■ Material to process
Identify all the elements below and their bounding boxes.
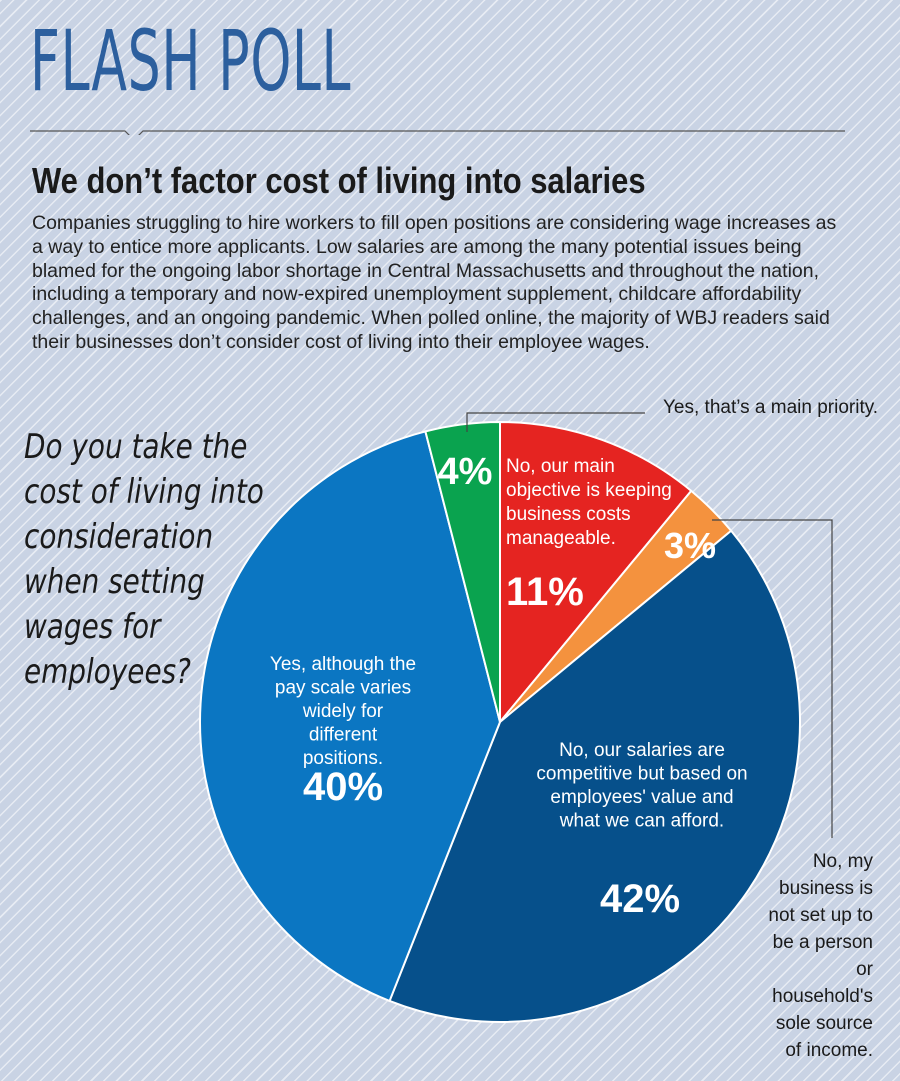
slice-yes-priority [424,420,501,723]
slice-no-competitive [388,529,801,1023]
poll-question: Do you take the cost of living into cons… [24,427,264,692]
slice-label-yes-varies: Yes, although the pay scale varies widely … [270,654,416,769]
slice-label-no-competitive: No, our salaries are competitive but base… [536,740,747,832]
value-yes-varies: 40% [303,765,383,809]
leader-yes-priority [466,412,645,432]
value-no-costs: 11% [506,570,584,614]
intro-paragraph: Companies struggling to hire workers to … [32,212,837,353]
headline: We don’t factor cost of living into sala… [32,160,646,201]
value-yes-priority: 4% [438,451,493,493]
value-no-competitive: 42% [600,877,680,921]
label-yes-main-priority: Yes, that’s a main priority. [663,397,879,418]
slice-yes-varies [199,430,502,1003]
label-no-not-sole-income: No, my business is not set up to be a pe… [768,851,873,1061]
masthead: FLASH POLL [30,12,352,110]
leader-no-sole-income [712,519,833,838]
slice-no-costs [499,420,693,725]
value-no-sole-income: 3% [664,525,716,566]
slice-label-no-costs: No, our main objective is keeping business… [506,456,672,549]
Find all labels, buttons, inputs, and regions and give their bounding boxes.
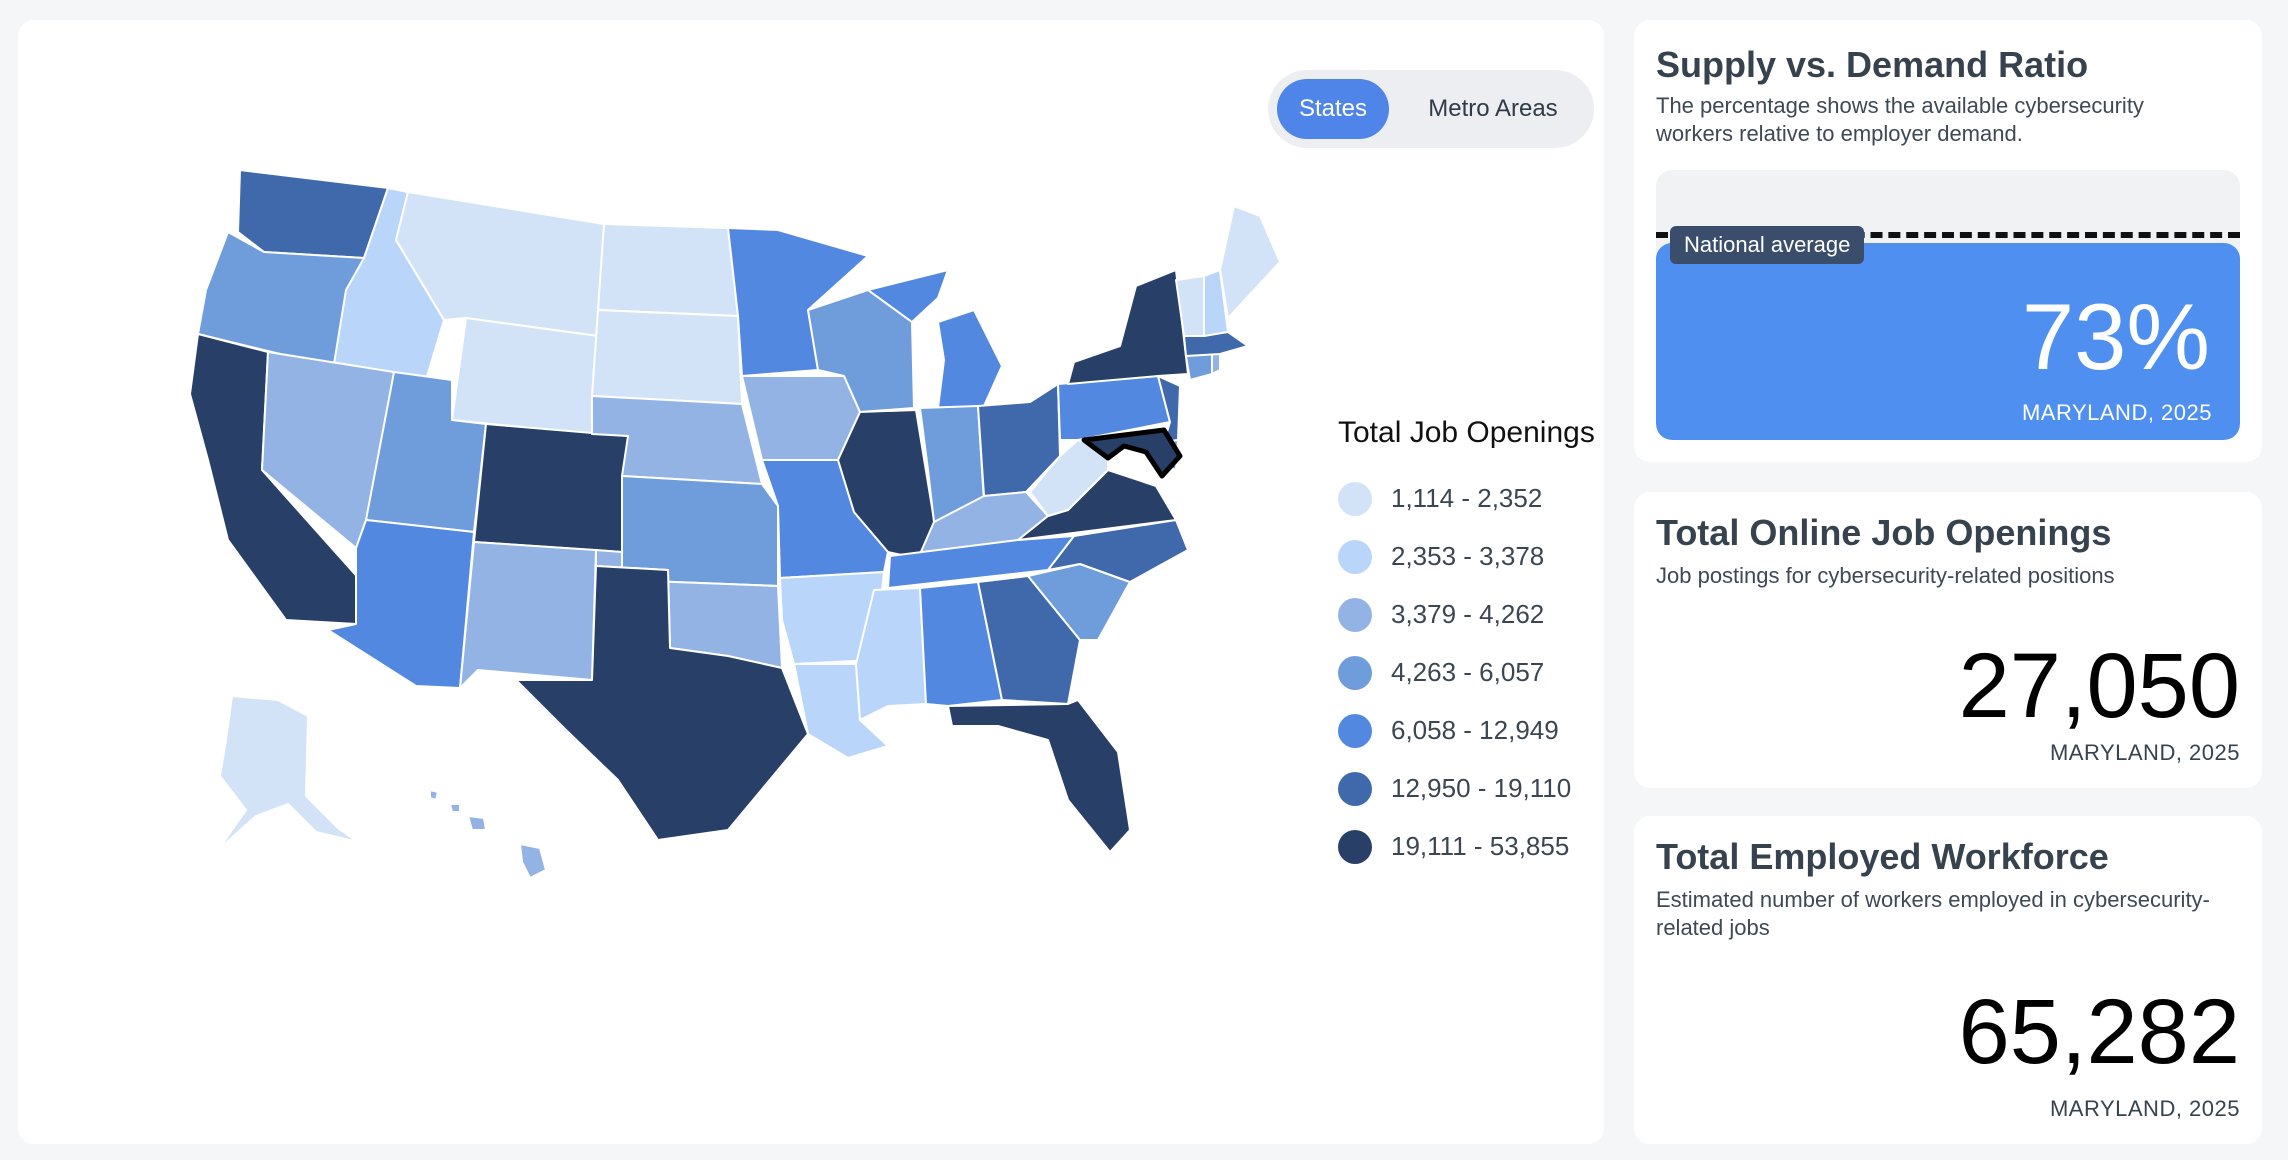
national-average-label: National average	[1670, 226, 1865, 264]
state-wa[interactable]: Washington	[237, 169, 389, 259]
card-title: Total Employed Workforce	[1656, 836, 2109, 877]
state-nc[interactable]: North Carolina	[1047, 519, 1189, 583]
national-average-line	[1656, 232, 2240, 238]
card-description: The percentage shows the available cyber…	[1656, 93, 2144, 146]
state-ct[interactable]: Connecticut	[1185, 353, 1213, 381]
legend-item-label: 2,353 - 3,378	[1391, 541, 1545, 571]
legend-item-label: 6,058 - 12,949	[1391, 715, 1559, 745]
view-toggle: States Metro Areas	[1268, 70, 1594, 148]
legend-item: 12,950 - 19,110	[1338, 740, 1598, 806]
state-ar[interactable]: Arkansas	[779, 571, 885, 665]
legend-swatch	[1338, 482, 1372, 516]
legend-item-label: 4,263 - 6,057	[1391, 657, 1545, 687]
legend-swatch	[1338, 540, 1372, 574]
state-ia[interactable]: Iowa	[741, 375, 861, 461]
ratio-gauge: National average 73% MARYLAND, 2025	[1656, 170, 2240, 440]
toggle-states-button[interactable]: States	[1277, 79, 1389, 139]
state-wy[interactable]: Wyoming	[451, 317, 599, 435]
state-ny[interactable]: New York	[1067, 269, 1189, 385]
legend-swatch	[1338, 714, 1372, 748]
toggle-metro-areas-button[interactable]: Metro Areas	[1428, 95, 1558, 122]
map-legend: Total Job Openings 1,114 - 2,352 2,353 -…	[1338, 416, 1598, 864]
workforce-subtitle: MARYLAND, 2025	[2049, 1096, 2240, 1121]
legend-item: 6,058 - 12,949	[1338, 682, 1598, 748]
legend-swatch	[1338, 598, 1372, 632]
state-co[interactable]: Colorado	[473, 423, 629, 553]
legend-item-label: 19,111 - 53,855	[1391, 831, 1570, 861]
state-md[interactable]: Maryland	[1081, 427, 1183, 479]
state-ri[interactable]: Rhode Island	[1211, 353, 1221, 375]
card-title: Supply vs. Demand Ratio	[1656, 44, 2089, 85]
state-ak[interactable]: Alaska	[217, 695, 359, 851]
workforce-card: Total Employed Workforce Estimated numbe…	[1634, 816, 2262, 1144]
state-ga[interactable]: Georgia	[977, 575, 1081, 705]
legend-item-label: 1,114 - 2,352	[1391, 483, 1543, 513]
us-choropleth-map: Washington Oregon California Idaho Nevad…	[189, 169, 1281, 879]
map-panel: States Metro Areas Washington Oregon Cal…	[18, 20, 1604, 1144]
job-openings-subtitle: MARYLAND, 2025	[2049, 740, 2240, 765]
card-description: Job postings for cybersecurity-related p…	[1656, 563, 2115, 588]
job-openings-value: 27,050	[1958, 635, 2240, 737]
job-openings-card: Total Online Job Openings Job postings f…	[1634, 492, 2262, 788]
state-fl[interactable]: Florida	[947, 699, 1131, 853]
state-nm[interactable]: New Mexico	[459, 541, 597, 689]
state-nd[interactable]: North Dakota	[597, 223, 739, 317]
legend-swatch	[1338, 772, 1372, 806]
workforce-value: 65,282	[1958, 981, 2240, 1083]
state-tx[interactable]: Texas	[515, 565, 809, 841]
ratio-value: 73%	[2021, 284, 2210, 389]
legend-title: Total Job Openings	[1338, 416, 1595, 449]
legend-item: 2,353 - 3,378	[1338, 508, 1598, 574]
state-sd[interactable]: South Dakota	[591, 309, 743, 405]
legend-item: 1,114 - 2,352	[1338, 450, 1598, 516]
card-description: Estimated number of workers employed in …	[1656, 887, 2210, 940]
card-title: Total Online Job Openings	[1656, 512, 2112, 553]
ratio-fill-bar	[1656, 243, 2240, 440]
legend-swatch	[1338, 830, 1372, 864]
ratio-subtitle: MARYLAND, 2025	[2021, 400, 2212, 425]
state-al[interactable]: Alabama	[919, 581, 1003, 707]
legend-item: 4,263 - 6,057	[1338, 624, 1598, 690]
state-me[interactable]: Maine	[1219, 205, 1281, 319]
legend-item: 19,111 - 53,855	[1338, 798, 1598, 864]
legend-item: 3,379 - 4,262	[1338, 566, 1598, 632]
state-hi[interactable]: Hawaii	[429, 789, 547, 879]
legend-swatch	[1338, 656, 1372, 690]
legend-item-label: 3,379 - 4,262	[1391, 599, 1545, 629]
legend-item-label: 12,950 - 19,110	[1391, 773, 1572, 803]
supply-demand-card: Supply vs. Demand Ratio The percentage s…	[1634, 20, 2262, 462]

■ Task prompt
Recast the stretch of the data above that opens with the line containing "slice-yes-priority [424,420,501,723]" and closes with the line containing "value-no-competitive: 42% [600,877,680,921]" as a numbered list, leaving out any blank lines.

■ Correct output
1. slice-yes-priority [424,420,501,723]
2. slice-no-competitive [388,529,801,1023]
3. poll-question: Do you take the cost of living into cons… [24,427,264,692]
4. slice-label-yes-varies: Yes, although the pay scale varies widely … [270,654,416,769]
5. slice-label-no-competitive: No, our salaries are competitive but base… [536,740,747,832]
6. value-yes-varies: 40% [303,765,383,809]
7. leader-yes-priority [466,412,645,432]
8. value-no-costs: 11% [506,570,584,614]
9. intro-paragraph: Companies struggling to hire workers to … [32,212,837,353]
10. headline: We don’t factor cost of living into sala… [32,160,646,201]
11. value-yes-priority: 4% [438,451,493,493]
12. value-no-competitive: 42% [600,877,680,921]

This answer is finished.